**PASSAGE**
== Segment start ==
Intellectual merit: A field and modeling study of estuarine frontogenesis and sediment trapping in a highly-stratified estuary will be conducted in the Connecticut River estuary. Frontogenesis in estuaries is poorly understood, yet it is a fundamental mechanism influencing many aspects of estuarine hydrodynamics and sediment transport. The fronts in estuaries are among the strongest observed in any marine environment, producing intense, localized density gradients, abrupt transitions in stratification, bottom stress, and turbulence, strong vertical velocities and intense sediment trapping. The processes that lead to sediment trapping depend on the same physical variables and occur at the same scales as those producing estuarine fronts, providing a strong motivation for an interdisciplinary study of the dynamics of estuarine fronts and associated sediment trapping. The Connecticut River estuary is the field site - an energetic regime with intense and highly time-dependent fronts and ephemeral trapping of fine-grained sediment.
The observational program will include measurements of the frontal structure as it varies at tidal and seasonal timescales, as well as intensive, high-resolution measurements with fixed and ship-mounted instruments to obtain unprecedented spatial and temporal resolution of the physical regime. Simultaneously, suspended-sediment concentrations and properties with optical and acoustic methods will be quantified and subjected to an extensive laboratory and field calibration effort. The water-column observations will be coupled with bed-sediment characterization to address interactions among sediment flux convergence, ephemeral deposition, and spatially and temporally varying availability of resuspendable sediment. Observational measurements will be paired with a high-resolution numerical model of the hydrodynamics and sediment transport to help interpret the observations and to investigate the details of the dominant physical processes leading to frontogenesis and associated sediment trapping.
The study will provide a comprehensive examination of estuarine frontogenesis, linking current theoretical understanding of quasi-steady hydraulics with the dynamics of partially-mixed estuaries in order to understand, quantify and parameterize frontogenesis and its influence on the overall estuarine regime. Through the combination of high-resolution measurements and modeling, the research team will perform a rigorous examination of the mechanisms of sediment trapping, particularly in context with the strong but highly time-dependent convergence resulting from estuarine fronts and the associated, ephemeral deposits of fine-grained sediment. The study will address the sensitivity of these hydrodynamic and sediment-transport processes to variations in estuarine forcing conditions, based both on the observed variation of forcing and model sensitivity studies. Model sensitivity studies will also be used to determine whether frontal convergence processes may explain the long-term evolution of estuarine morphology and the potential implications of shifts in forcing variables on the overall estuarine regime.
Broader impacts: This study will lead to the understanding and improved prediction of the generation of fronts in estuaries and the influence of fronts on the fate and transport of fine sediment and associated contaminants. These findings will have application to the modeling and management of the heavily populated, industrialized and otherwise human-impacted estuaries around the world. This project includes implementation of new educational components: a short-course in advanced field methods for graduate students from across the international estuarine research community, and an undergraduate field research class that will be coupled to the graduate-level field class. The project will also support the thesis work of two graduate students.
== Segment end ==
**WHAT TO WORK ON**
Extract from the estuarine frontogenesis abstract the exact text starting with "Broader impacts: This" and going on through "two graduate students.".

(Document understanding data)
== Segment start ==
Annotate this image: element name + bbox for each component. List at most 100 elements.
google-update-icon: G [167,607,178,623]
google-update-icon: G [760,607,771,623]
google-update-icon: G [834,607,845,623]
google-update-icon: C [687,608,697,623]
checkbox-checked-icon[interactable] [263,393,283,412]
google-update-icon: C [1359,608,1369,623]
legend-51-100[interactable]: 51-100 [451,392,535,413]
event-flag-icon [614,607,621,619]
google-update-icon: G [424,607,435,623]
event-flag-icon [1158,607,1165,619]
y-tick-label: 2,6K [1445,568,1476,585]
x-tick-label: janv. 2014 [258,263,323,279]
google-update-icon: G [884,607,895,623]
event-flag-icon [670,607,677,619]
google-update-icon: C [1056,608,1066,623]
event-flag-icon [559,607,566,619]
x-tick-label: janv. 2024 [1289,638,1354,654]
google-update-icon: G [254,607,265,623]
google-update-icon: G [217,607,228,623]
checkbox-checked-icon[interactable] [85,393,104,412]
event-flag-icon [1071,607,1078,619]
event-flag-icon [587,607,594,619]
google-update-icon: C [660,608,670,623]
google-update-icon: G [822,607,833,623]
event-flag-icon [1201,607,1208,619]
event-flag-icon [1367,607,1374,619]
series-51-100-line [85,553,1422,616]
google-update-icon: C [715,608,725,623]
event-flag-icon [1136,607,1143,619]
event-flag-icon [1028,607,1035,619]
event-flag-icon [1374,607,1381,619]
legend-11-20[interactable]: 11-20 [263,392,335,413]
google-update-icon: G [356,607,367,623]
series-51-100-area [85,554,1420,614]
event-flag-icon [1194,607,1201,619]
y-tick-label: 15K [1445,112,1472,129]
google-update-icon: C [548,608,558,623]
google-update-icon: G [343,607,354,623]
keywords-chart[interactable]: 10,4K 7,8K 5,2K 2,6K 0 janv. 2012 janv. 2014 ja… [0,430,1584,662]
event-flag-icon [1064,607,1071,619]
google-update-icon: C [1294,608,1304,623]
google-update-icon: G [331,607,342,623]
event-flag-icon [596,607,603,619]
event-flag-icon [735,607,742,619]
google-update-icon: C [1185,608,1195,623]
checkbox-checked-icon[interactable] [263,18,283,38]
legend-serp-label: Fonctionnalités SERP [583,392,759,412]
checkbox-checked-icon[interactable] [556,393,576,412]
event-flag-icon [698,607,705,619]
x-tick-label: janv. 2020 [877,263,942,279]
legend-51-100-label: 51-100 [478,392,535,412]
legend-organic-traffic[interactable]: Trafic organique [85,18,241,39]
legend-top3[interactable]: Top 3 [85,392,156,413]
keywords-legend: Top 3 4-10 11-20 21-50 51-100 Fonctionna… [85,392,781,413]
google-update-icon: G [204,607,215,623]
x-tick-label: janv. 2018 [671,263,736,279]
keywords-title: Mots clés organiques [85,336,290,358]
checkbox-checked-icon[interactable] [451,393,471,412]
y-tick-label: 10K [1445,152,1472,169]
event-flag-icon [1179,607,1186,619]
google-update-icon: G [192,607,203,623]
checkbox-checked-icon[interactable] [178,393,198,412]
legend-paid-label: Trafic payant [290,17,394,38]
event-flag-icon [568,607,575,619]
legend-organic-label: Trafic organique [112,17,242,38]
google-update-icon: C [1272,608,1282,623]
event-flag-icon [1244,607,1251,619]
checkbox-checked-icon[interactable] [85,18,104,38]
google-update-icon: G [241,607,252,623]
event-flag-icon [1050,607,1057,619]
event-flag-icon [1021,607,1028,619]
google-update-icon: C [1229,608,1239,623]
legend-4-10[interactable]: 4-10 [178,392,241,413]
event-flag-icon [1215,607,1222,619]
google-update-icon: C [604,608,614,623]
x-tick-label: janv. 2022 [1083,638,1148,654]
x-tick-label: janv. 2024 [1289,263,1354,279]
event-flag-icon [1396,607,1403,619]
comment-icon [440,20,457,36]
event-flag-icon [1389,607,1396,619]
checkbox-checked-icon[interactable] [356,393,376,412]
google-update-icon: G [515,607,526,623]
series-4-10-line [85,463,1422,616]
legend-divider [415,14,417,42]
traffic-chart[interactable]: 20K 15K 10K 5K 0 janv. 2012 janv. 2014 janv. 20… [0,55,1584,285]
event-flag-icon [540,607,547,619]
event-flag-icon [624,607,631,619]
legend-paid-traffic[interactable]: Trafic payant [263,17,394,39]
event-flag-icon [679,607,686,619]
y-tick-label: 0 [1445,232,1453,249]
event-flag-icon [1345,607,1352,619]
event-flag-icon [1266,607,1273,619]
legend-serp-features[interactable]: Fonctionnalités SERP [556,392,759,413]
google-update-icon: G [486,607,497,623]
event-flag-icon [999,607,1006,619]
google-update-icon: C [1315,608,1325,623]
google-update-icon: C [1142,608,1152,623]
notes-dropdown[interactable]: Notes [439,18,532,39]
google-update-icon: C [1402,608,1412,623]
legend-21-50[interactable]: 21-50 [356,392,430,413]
== Segment end ==
**TASK RESPONSE**
Broader impacts: This study will lead to the understanding and improved prediction of the generation of fronts in estuaries and the influence of fronts on the fate and transport of fine sediment and associated contaminants. These findings will have application to the modeling and management of the heavily populated, industrialized and otherwise human-impacted estuaries around the world. This project includes implementation of new educational components: a short-course in advanced field methods for graduate students from across the international estuarine research community, and an undergraduate field research class that will be coupled to the graduate-level field class. The project will also support the thesis work of two graduate students.